PROVIDED MATERIAL -
#####

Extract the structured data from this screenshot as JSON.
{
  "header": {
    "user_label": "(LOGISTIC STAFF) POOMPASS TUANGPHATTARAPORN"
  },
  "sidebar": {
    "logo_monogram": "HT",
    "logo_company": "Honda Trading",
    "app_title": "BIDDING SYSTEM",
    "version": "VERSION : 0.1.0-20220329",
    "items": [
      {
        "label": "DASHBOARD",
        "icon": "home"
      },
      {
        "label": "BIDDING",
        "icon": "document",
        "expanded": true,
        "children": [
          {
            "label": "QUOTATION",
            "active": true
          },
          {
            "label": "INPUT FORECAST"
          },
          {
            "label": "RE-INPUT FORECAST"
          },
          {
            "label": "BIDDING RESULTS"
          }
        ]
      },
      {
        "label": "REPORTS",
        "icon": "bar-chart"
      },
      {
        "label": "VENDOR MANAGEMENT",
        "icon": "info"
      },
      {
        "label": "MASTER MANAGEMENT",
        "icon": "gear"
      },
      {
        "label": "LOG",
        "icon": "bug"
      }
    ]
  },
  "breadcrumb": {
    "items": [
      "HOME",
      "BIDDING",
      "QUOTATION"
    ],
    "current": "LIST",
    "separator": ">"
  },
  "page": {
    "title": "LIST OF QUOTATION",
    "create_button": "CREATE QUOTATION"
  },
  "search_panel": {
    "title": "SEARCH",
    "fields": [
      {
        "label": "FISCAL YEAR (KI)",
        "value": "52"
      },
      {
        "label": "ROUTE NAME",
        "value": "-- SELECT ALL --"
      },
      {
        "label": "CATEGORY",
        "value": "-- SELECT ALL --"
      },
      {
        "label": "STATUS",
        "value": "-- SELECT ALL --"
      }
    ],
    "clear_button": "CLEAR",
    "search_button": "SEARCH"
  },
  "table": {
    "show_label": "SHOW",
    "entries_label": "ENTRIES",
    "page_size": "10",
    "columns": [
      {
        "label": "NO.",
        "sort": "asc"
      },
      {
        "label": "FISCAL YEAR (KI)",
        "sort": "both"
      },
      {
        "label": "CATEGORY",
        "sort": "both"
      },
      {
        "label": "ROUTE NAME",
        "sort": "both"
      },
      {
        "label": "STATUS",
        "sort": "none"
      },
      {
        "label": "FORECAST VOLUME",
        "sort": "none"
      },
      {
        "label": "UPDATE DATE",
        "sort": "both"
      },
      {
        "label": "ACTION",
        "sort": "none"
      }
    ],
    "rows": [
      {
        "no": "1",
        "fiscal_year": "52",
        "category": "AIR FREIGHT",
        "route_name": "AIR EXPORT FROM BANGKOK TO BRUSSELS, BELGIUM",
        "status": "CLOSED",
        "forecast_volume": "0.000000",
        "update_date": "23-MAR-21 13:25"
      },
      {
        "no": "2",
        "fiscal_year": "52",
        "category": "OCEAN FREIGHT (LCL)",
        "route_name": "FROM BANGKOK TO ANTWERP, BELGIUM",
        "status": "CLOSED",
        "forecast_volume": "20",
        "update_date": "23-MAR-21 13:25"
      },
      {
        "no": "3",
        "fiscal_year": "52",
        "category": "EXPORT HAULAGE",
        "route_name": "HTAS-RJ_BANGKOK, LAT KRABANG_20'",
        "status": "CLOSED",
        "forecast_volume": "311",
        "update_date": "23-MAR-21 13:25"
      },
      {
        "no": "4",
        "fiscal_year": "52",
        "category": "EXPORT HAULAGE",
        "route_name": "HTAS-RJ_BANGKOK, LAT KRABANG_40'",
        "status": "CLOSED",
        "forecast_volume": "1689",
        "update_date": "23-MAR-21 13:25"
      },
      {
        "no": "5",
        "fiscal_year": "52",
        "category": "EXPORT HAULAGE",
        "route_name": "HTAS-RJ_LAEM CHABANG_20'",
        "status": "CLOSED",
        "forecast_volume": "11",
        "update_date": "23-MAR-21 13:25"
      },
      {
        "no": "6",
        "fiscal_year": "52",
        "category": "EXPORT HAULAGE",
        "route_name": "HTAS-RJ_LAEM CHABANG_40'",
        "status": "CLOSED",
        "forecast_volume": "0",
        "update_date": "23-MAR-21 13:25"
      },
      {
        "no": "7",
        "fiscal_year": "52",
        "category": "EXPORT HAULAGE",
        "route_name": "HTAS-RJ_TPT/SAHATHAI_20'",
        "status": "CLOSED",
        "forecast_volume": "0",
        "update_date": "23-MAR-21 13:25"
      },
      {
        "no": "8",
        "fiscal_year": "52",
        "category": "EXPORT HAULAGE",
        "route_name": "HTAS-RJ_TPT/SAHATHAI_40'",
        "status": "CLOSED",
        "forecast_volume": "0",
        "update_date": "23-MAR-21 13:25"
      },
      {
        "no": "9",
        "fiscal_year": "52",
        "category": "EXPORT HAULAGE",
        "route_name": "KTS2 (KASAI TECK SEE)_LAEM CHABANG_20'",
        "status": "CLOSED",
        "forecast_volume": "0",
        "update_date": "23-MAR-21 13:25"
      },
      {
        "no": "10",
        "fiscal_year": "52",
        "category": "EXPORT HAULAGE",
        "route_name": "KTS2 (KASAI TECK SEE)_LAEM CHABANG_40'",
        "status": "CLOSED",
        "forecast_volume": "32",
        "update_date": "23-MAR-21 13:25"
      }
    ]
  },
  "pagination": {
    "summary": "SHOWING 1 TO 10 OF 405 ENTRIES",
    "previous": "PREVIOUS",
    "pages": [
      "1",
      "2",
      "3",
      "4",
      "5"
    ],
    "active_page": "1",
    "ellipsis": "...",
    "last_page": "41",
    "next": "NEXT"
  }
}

#####

THE TASK - Copy each line of the records containing the string "KASAI".

FULL OUTPUT -
        "route_name": "KTS2 (KASAI TECK SEE)_LAEM CHABANG_20'",
        "route_name": "KTS2 (KASAI TECK SEE)_LAEM CHABANG_40'",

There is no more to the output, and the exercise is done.